Your answer should be a single number: the count of lines that hold the word "engineering".

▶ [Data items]
.....

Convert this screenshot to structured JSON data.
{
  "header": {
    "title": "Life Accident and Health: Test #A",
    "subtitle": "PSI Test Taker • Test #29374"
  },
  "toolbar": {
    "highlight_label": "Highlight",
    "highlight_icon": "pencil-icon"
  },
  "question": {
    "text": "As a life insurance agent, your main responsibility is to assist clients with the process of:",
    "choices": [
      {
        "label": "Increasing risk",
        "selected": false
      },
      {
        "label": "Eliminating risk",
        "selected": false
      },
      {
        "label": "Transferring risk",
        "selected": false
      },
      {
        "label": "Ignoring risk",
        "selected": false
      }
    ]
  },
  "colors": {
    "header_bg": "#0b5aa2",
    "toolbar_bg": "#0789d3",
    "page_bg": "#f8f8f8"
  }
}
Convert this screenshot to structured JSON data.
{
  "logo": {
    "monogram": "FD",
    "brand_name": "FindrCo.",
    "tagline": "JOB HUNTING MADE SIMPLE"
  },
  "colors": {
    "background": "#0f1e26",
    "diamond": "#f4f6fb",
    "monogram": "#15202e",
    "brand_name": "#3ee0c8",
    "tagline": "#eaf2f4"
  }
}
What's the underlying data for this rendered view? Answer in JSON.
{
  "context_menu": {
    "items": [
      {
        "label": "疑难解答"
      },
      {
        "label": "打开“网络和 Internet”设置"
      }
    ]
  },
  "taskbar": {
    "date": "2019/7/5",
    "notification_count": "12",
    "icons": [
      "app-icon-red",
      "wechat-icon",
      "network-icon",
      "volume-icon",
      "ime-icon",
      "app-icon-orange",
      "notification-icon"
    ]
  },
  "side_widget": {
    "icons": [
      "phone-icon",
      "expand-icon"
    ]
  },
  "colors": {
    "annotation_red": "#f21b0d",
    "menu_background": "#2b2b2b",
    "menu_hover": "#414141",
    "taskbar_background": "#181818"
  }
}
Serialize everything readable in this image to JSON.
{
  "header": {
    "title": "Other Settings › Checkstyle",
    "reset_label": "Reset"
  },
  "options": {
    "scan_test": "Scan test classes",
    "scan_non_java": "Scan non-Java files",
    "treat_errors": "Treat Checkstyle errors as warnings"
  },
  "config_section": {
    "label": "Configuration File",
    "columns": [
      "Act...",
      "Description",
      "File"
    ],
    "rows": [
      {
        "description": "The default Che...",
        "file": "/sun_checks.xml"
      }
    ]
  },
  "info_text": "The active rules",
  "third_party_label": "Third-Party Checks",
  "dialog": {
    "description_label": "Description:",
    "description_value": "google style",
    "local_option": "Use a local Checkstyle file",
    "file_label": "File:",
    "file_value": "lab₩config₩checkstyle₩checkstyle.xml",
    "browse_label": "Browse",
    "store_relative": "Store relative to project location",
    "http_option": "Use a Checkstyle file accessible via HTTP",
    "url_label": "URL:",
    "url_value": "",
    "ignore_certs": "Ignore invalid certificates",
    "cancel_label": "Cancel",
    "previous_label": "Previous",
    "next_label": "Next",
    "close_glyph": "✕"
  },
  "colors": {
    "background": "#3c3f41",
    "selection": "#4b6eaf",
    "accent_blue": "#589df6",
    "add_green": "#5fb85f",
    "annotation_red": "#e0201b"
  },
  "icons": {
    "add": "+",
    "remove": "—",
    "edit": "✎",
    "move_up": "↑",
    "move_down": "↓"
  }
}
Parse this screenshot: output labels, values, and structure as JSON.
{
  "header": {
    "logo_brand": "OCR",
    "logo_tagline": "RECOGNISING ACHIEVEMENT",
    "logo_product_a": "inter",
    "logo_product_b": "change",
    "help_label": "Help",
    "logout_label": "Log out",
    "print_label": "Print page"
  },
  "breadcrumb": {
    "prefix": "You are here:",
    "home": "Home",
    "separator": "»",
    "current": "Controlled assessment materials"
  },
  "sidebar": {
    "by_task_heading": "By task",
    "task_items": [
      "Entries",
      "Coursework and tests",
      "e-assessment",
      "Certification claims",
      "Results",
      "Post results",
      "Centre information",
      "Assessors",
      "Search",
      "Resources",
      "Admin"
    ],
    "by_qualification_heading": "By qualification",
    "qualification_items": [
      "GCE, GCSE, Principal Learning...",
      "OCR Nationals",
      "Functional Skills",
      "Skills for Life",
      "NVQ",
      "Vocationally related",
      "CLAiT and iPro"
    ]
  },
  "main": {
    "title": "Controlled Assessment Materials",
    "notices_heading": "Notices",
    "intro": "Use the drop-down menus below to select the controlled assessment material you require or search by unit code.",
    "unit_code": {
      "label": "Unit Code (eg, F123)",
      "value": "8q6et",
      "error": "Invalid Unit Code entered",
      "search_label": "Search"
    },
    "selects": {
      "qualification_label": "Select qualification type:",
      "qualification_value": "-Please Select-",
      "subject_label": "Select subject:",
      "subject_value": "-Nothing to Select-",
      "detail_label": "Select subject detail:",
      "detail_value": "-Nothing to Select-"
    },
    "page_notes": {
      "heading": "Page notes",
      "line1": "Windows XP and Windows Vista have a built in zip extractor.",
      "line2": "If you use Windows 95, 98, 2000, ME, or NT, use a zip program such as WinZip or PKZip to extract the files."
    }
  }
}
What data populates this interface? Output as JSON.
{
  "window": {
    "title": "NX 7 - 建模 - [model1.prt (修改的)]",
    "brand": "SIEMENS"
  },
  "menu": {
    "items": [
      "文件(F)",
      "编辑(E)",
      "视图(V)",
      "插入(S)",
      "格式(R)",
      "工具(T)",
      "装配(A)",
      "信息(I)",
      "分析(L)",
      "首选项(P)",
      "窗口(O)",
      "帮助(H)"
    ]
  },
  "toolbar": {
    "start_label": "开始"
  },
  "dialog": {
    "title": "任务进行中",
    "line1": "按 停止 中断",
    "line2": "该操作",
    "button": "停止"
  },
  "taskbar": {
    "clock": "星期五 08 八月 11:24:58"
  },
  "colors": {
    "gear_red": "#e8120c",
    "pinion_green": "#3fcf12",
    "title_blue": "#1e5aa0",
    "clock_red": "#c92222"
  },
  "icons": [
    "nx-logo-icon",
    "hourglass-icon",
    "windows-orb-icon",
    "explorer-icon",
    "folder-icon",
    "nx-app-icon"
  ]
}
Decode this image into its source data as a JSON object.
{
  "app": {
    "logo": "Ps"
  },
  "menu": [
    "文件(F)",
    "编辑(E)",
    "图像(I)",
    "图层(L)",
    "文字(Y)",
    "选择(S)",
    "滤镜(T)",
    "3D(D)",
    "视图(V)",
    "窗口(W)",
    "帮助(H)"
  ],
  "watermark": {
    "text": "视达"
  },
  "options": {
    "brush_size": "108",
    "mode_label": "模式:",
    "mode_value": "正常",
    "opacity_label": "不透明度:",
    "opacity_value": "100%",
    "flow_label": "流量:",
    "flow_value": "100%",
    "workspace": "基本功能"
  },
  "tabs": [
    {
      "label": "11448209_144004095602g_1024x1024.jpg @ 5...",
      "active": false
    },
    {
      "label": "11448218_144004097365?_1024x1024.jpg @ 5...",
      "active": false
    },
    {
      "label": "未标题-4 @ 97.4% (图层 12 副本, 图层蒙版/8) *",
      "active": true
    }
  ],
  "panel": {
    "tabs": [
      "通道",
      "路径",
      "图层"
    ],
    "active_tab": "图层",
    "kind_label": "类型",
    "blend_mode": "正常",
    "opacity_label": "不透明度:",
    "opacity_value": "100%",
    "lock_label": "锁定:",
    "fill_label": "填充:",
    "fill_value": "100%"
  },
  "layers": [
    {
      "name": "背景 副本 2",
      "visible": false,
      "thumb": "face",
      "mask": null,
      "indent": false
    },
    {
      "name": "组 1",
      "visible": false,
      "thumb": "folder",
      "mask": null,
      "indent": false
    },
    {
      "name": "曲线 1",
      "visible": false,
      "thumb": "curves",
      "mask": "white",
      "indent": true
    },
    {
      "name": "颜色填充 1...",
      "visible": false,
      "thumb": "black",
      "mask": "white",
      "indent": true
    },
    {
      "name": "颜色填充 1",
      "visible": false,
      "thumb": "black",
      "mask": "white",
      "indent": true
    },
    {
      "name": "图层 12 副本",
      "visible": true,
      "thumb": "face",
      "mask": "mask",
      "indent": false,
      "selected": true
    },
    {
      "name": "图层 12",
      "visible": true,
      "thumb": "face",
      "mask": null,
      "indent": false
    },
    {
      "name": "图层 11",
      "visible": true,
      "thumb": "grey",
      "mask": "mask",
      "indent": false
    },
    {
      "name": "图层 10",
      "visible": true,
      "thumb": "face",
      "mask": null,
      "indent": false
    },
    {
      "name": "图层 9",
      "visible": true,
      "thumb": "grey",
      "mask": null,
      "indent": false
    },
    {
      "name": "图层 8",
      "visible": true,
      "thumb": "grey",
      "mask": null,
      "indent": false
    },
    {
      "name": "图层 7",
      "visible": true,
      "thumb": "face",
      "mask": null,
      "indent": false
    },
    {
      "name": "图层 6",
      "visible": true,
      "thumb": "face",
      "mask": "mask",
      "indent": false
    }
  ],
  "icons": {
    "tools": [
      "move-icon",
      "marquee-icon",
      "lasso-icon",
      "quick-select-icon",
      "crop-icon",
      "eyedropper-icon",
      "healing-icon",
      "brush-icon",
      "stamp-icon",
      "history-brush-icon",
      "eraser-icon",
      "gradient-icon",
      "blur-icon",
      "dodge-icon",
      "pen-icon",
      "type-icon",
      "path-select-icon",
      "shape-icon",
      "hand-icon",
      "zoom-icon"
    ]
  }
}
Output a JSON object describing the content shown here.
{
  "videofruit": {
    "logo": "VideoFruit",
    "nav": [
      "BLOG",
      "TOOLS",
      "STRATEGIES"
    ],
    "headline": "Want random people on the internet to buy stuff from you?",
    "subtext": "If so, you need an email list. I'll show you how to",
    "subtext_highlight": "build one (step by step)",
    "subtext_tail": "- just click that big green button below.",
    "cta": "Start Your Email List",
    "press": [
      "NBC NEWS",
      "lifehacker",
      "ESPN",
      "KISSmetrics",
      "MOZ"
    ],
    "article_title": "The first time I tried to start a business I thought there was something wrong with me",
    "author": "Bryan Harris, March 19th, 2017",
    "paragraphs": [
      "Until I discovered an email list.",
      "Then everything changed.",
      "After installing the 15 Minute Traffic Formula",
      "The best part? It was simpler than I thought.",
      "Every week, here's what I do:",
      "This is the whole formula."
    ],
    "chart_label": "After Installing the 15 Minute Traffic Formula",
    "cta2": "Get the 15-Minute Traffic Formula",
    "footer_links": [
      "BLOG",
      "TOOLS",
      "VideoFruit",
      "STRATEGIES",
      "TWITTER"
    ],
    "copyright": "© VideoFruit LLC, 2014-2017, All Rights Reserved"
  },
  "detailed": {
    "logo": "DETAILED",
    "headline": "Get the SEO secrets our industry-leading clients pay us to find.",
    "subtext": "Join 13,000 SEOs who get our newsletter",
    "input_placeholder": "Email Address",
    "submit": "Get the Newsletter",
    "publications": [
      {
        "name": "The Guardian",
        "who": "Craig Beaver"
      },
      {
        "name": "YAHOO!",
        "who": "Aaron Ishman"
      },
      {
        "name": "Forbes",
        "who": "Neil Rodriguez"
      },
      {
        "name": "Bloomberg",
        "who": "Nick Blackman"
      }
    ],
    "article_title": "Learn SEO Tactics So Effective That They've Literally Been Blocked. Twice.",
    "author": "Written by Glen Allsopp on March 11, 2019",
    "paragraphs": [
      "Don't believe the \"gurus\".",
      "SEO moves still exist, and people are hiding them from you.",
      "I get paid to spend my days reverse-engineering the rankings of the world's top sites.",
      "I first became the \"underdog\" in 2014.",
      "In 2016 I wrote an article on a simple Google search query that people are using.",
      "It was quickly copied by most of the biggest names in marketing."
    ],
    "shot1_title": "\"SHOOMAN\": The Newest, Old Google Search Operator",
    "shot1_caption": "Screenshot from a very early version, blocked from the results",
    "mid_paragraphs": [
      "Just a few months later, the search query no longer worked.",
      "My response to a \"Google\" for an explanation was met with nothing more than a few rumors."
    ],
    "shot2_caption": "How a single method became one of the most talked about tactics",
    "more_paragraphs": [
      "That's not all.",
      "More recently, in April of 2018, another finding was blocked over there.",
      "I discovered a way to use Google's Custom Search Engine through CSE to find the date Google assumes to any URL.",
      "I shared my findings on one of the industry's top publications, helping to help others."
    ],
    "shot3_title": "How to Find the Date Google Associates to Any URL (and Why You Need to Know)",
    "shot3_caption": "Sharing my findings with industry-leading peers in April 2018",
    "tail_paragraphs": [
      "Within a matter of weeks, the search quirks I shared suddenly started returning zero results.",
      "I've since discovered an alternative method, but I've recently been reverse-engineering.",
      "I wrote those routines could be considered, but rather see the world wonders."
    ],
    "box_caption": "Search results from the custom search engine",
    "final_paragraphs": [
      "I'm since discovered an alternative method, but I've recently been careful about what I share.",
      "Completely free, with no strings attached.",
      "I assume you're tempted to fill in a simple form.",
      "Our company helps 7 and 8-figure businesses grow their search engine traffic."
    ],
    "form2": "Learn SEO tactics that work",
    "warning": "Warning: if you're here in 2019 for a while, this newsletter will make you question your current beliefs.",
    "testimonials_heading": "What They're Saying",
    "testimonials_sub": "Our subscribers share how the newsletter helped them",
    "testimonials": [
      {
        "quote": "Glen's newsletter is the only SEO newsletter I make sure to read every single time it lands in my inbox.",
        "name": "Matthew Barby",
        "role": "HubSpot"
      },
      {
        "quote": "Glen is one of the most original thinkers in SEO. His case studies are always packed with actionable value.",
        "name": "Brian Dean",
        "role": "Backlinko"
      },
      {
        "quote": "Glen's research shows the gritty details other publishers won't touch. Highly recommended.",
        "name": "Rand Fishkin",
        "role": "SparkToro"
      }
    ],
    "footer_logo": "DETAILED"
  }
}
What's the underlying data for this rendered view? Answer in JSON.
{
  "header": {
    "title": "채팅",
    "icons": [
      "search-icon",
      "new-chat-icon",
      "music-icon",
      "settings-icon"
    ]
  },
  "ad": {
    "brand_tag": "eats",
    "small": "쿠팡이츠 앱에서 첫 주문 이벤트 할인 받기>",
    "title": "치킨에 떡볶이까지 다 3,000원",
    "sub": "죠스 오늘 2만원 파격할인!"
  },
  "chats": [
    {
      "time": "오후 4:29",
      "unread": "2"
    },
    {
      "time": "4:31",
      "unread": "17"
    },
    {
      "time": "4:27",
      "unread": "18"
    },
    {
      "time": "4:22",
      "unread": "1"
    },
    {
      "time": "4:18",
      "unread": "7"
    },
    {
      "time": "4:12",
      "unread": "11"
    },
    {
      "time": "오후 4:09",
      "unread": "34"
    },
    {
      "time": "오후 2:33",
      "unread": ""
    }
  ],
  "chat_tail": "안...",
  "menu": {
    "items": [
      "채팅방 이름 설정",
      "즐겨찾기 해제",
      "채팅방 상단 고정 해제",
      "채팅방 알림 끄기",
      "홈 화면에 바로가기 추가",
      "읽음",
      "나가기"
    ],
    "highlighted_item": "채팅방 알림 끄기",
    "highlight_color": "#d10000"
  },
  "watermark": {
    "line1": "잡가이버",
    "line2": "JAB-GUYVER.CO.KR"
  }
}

.....

▶ [Solution] 2